## Given request
Scan the data for "client" and copy the lines it appears in.

Excerpts from a figure dataset:
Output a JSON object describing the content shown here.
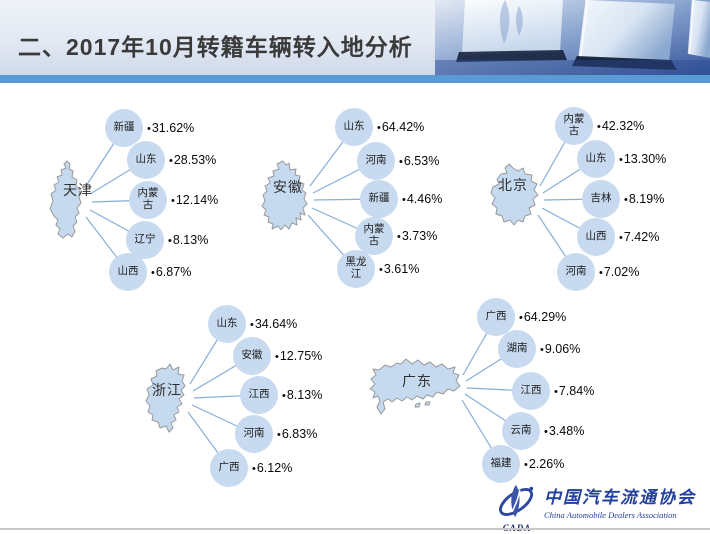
{
  "header": {
    "title": "二、2017年10月转籍车辆转入地分析"
  },
  "bullet": "•",
  "colors": {
    "accent_bar": "#5b9bd5",
    "bubble_fill": "#c7daf0",
    "connector_line": "#86aed8",
    "map_fill": "#c5d9ef",
    "map_border": "#999999",
    "title_color": "#3a3a3a",
    "logo_blue": "#22409c"
  },
  "chart_data": [
    {
      "type": "table",
      "title": "天津",
      "categories": [
        "新疆",
        "山东",
        "内蒙古",
        "辽宁",
        "山西"
      ],
      "values": [
        31.62,
        28.53,
        12.14,
        8.13,
        6.87
      ],
      "labels": [
        "31.62%",
        "28.53%",
        "12.14%",
        "8.13%",
        "6.87%"
      ],
      "unit": "%"
    },
    {
      "type": "table",
      "title": "安徽",
      "categories": [
        "山东",
        "河南",
        "新疆",
        "内蒙古",
        "黑龙江"
      ],
      "values": [
        64.42,
        6.53,
        4.46,
        3.73,
        3.61
      ],
      "labels": [
        "64.42%",
        "6.53%",
        "4.46%",
        "3.73%",
        "3.61%"
      ],
      "unit": "%"
    },
    {
      "type": "table",
      "title": "北京",
      "categories": [
        "内蒙古",
        "山东",
        "吉林",
        "山西",
        "河南"
      ],
      "values": [
        42.32,
        13.3,
        8.19,
        7.42,
        7.02
      ],
      "labels": [
        "42.32%",
        "13.30%",
        "8.19%",
        "7.42%",
        "7.02%"
      ],
      "unit": "%"
    },
    {
      "type": "table",
      "title": "浙江",
      "categories": [
        "山东",
        "安徽",
        "江西",
        "河南",
        "广西"
      ],
      "values": [
        34.64,
        12.75,
        8.13,
        6.83,
        6.12
      ],
      "labels": [
        "34.64%",
        "12.75%",
        "8.13%",
        "6.83%",
        "6.12%"
      ],
      "unit": "%"
    },
    {
      "type": "table",
      "title": "广东",
      "categories": [
        "广西",
        "湖南",
        "江西",
        "云南",
        "福建"
      ],
      "values": [
        64.29,
        9.06,
        7.84,
        3.48,
        2.26
      ],
      "labels": [
        "64.29%",
        "9.06%",
        "7.84%",
        "3.48%",
        "2.26%"
      ],
      "unit": "%"
    }
  ],
  "logo": {
    "cn": "中国汽车流通协会",
    "en": "China Automobile Dealers Association",
    "abbr": "CADA"
  }
}
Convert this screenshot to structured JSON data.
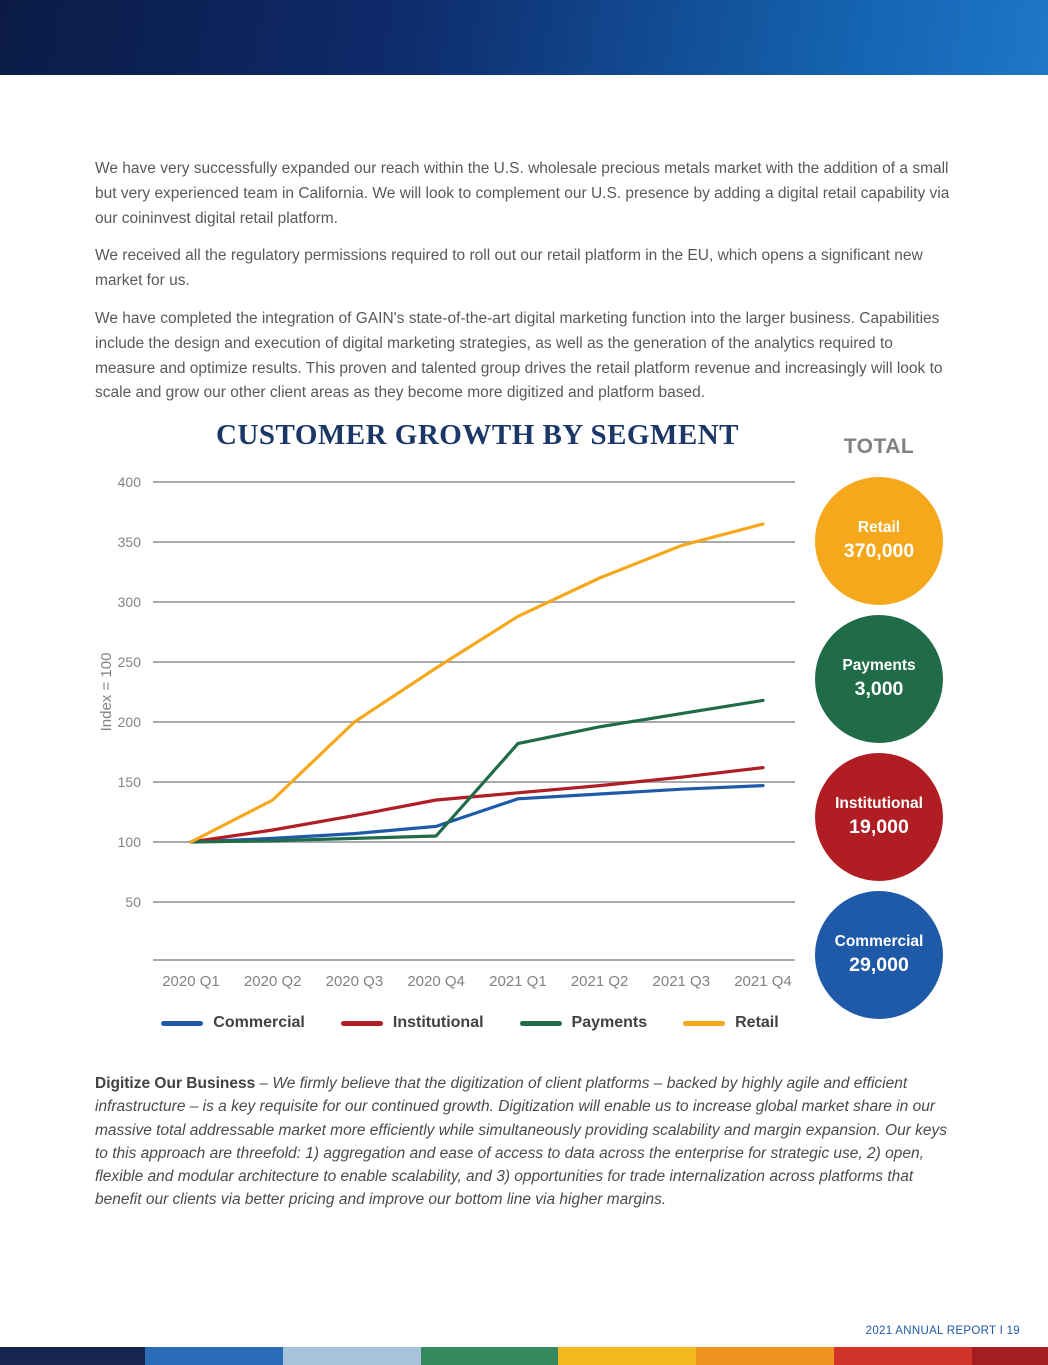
{
  "page": {
    "footer_text": "2021 ANNUAL REPORT I 19"
  },
  "paragraphs": [
    "We have very successfully expanded our reach within the U.S. wholesale precious metals market with the addition of a small but very experienced team in California.  We will look to complement our U.S. presence by adding a digital retail capability via our coininvest digital retail platform.",
    "We received all the regulatory permissions required to roll out our retail platform in the EU, which opens a significant new market for us.",
    "We have completed the integration of GAIN's state-of-the-art digital marketing function into the larger business.  Capabilities include the design and execution of digital marketing strategies, as well as the generation of the analytics required to measure and optimize results.  This proven and talented group drives the retail platform revenue and increasingly will look to scale and grow our other client areas as they become more digitized and platform based."
  ],
  "chart_data": {
    "type": "line",
    "title": "CUSTOMER GROWTH BY SEGMENT",
    "ylabel": "Index = 100",
    "categories": [
      "2020 Q1",
      "2020 Q2",
      "2020 Q3",
      "2020 Q4",
      "2021 Q1",
      "2021 Q2",
      "2021 Q3",
      "2021 Q4"
    ],
    "ylim": [
      50,
      400
    ],
    "ytick_step": 50,
    "grid": true,
    "legend_position": "bottom",
    "axis_color": "#A7A9AC",
    "tick_label_color": "#808285",
    "series": [
      {
        "name": "Commercial",
        "color": "#1F5AA8",
        "values": [
          100,
          103,
          107,
          113,
          136,
          140,
          144,
          147
        ]
      },
      {
        "name": "Institutional",
        "color": "#B01E24",
        "values": [
          100,
          110,
          122,
          135,
          141,
          147,
          154,
          162
        ]
      },
      {
        "name": "Payments",
        "color": "#206C49",
        "values": [
          100,
          101,
          103,
          105,
          182,
          196,
          207,
          218
        ]
      },
      {
        "name": "Retail",
        "color": "#F6A81C",
        "values": [
          100,
          135,
          200,
          245,
          288,
          320,
          347,
          365
        ]
      }
    ]
  },
  "totals": {
    "heading": "TOTAL",
    "items": [
      {
        "label": "Retail",
        "value": "370,000",
        "color": "#F6A81C"
      },
      {
        "label": "Payments",
        "value": "3,000",
        "color": "#206C49"
      },
      {
        "label": "Institutional",
        "value": "19,000",
        "color": "#B01E24"
      },
      {
        "label": "Commercial",
        "value": "29,000",
        "color": "#1F5AA8"
      }
    ]
  },
  "digitize": {
    "lead": "Digitize Our Business",
    "text": " – We firmly believe that the digitization of client platforms – backed by highly agile and efficient infrastructure – is a key requisite for our continued growth.  Digitization will enable us to increase global market share in our massive total addressable market more efficiently while simultaneously providing scalability and margin expansion. Our keys to this approach are threefold: 1) aggregation and ease of access to data across the enterprise for strategic use, 2) open, flexible and modular architecture to enable scalability, and 3) opportunities for trade internalization across platforms that benefit our clients via better pricing and improve our bottom line via higher margins."
  },
  "colors": {
    "header_gradient_start": "#0B1B45",
    "header_gradient_end": "#1E77C8",
    "title_navy": "#1B3768",
    "body_text": "#58595B",
    "footer_link_blue": "#2058A8"
  },
  "footer_bar": {
    "segments": [
      "#16254E",
      "#2A6CB8",
      "#A9C2DC",
      "#35895E",
      "#F3B81D",
      "#F0941F",
      "#D2342A",
      "#A31E22"
    ]
  }
}
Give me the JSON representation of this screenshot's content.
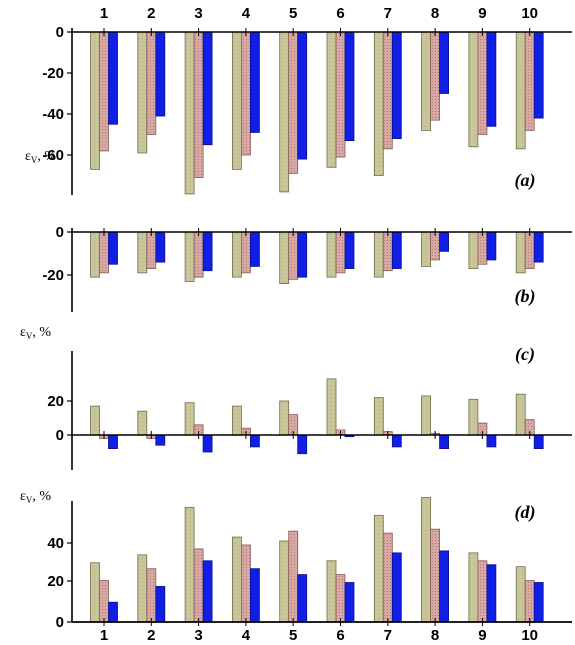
{
  "colors": {
    "series1": "#c9c79a",
    "series2": "#d8a8a4",
    "series3": "#0f1fe6"
  },
  "chart_data": [
    {
      "type": "bar",
      "panel_label": "(a)",
      "ylabel": "ε_V, %",
      "ylabel_main": "ε",
      "ylabel_sub": "V",
      "ylabel_tail": ", %",
      "categories": [
        "1",
        "2",
        "3",
        "4",
        "5",
        "6",
        "7",
        "8",
        "9",
        "10"
      ],
      "categories_position": "top",
      "yticks": [
        "0",
        "-20",
        "-40",
        "-60"
      ],
      "ylim": [
        -73,
        0
      ],
      "series": [
        {
          "values": [
            -67,
            -59,
            -79,
            -67,
            -78,
            -66,
            -70,
            -48,
            -56,
            -57
          ]
        },
        {
          "values": [
            -58,
            -50,
            -71,
            -60,
            -69,
            -61,
            -57,
            -43,
            -50,
            -48
          ]
        },
        {
          "values": [
            -45,
            -41,
            -55,
            -49,
            -62,
            -53,
            -52,
            -30,
            -46,
            -42
          ]
        }
      ]
    },
    {
      "type": "bar",
      "panel_label": "(b)",
      "categories": [
        "1",
        "2",
        "3",
        "4",
        "5",
        "6",
        "7",
        "8",
        "9",
        "10"
      ],
      "yticks": [
        "0",
        "-20"
      ],
      "ylim": [
        -36,
        0
      ],
      "series": [
        {
          "values": [
            -21,
            -19,
            -23,
            -21,
            -24,
            -21,
            -21,
            -16,
            -17,
            -19
          ]
        },
        {
          "values": [
            -19,
            -17,
            -21,
            -19,
            -22,
            -19,
            -18,
            -13,
            -15,
            -17
          ]
        },
        {
          "values": [
            -15,
            -14,
            -18,
            -16,
            -21,
            -17,
            -17,
            -9,
            -13,
            -14
          ]
        }
      ]
    },
    {
      "type": "bar",
      "panel_label": "(c)",
      "ylabel": "ε_V, %",
      "ylabel_main": "ε",
      "ylabel_sub": "V",
      "ylabel_tail": ", %",
      "categories": [
        "1",
        "2",
        "3",
        "4",
        "5",
        "6",
        "7",
        "8",
        "9",
        "10"
      ],
      "yticks": [
        "20",
        "0"
      ],
      "ylim": [
        -18,
        38
      ],
      "series": [
        {
          "values": [
            17,
            14,
            19,
            17,
            20,
            33,
            22,
            23,
            21,
            24
          ]
        },
        {
          "values": [
            -2,
            -2,
            6,
            4,
            12,
            3,
            2,
            1,
            7,
            9
          ]
        },
        {
          "values": [
            -8,
            -6,
            -10,
            -7,
            -11,
            -1,
            -7,
            -8,
            -7,
            -8
          ]
        }
      ]
    },
    {
      "type": "bar",
      "panel_label": "(d)",
      "ylabel": "ε_V, %",
      "ylabel_main": "ε",
      "ylabel_sub": "V",
      "ylabel_tail": ", %",
      "categories": [
        "1",
        "2",
        "3",
        "4",
        "5",
        "6",
        "7",
        "8",
        "9",
        "10"
      ],
      "categories_position": "bottom",
      "yticks": [
        "40",
        "20",
        "0"
      ],
      "ylim": [
        0,
        65
      ],
      "series": [
        {
          "values": [
            30,
            34,
            58,
            43,
            41,
            31,
            54,
            63,
            35,
            28
          ]
        },
        {
          "values": [
            21,
            27,
            37,
            39,
            46,
            24,
            45,
            47,
            31,
            21
          ]
        },
        {
          "values": [
            10,
            18,
            31,
            27,
            24,
            20,
            35,
            36,
            29,
            20
          ]
        }
      ]
    }
  ]
}
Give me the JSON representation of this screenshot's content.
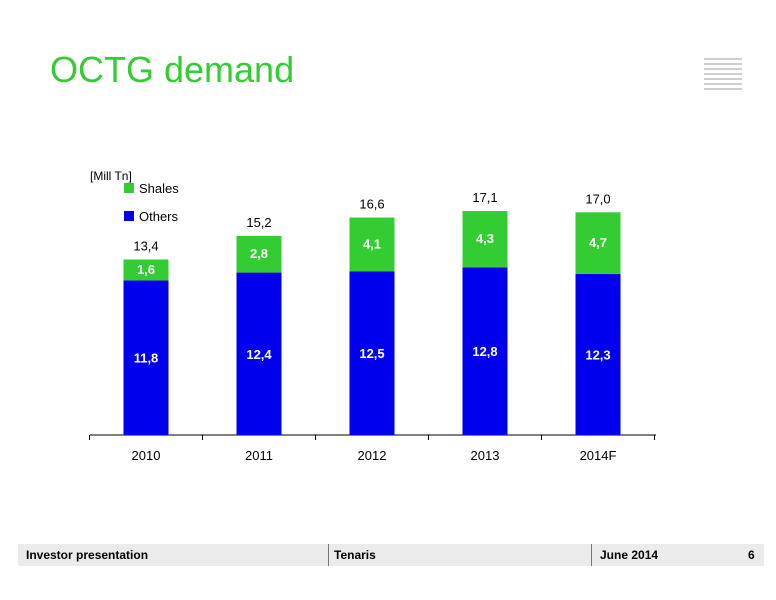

## Task output
    "We have completed the integration of GAIN's state-of-the-art digital marketing function into the larger business.  Capabilities include the design and execution of digital marketing strategies, as well as the generation of the analytics required to measure and optimize results.  This proven and talented group drives the retail platform revenue and increasingly will look to scale and grow our other client areas as they become more digitized and platform based."
    "text": " – We firmly believe that the digitization of client platforms – backed by highly agile and efficient infrastructure – is a key requisite for our continued growth.  Digitization will enable us to increase global market share in our massive total addressable market more efficiently while simultaneously providing scalability and margin expansion. Our keys to this approach are threefold: 1) aggregation and ease of access to data across the enterprise for strategic use, 2) open, flexible and modular architecture to enable scalability, and 3) opportunities for trade internalization across platforms that benefit our clients via better pricing and improve our bottom line via higher margins."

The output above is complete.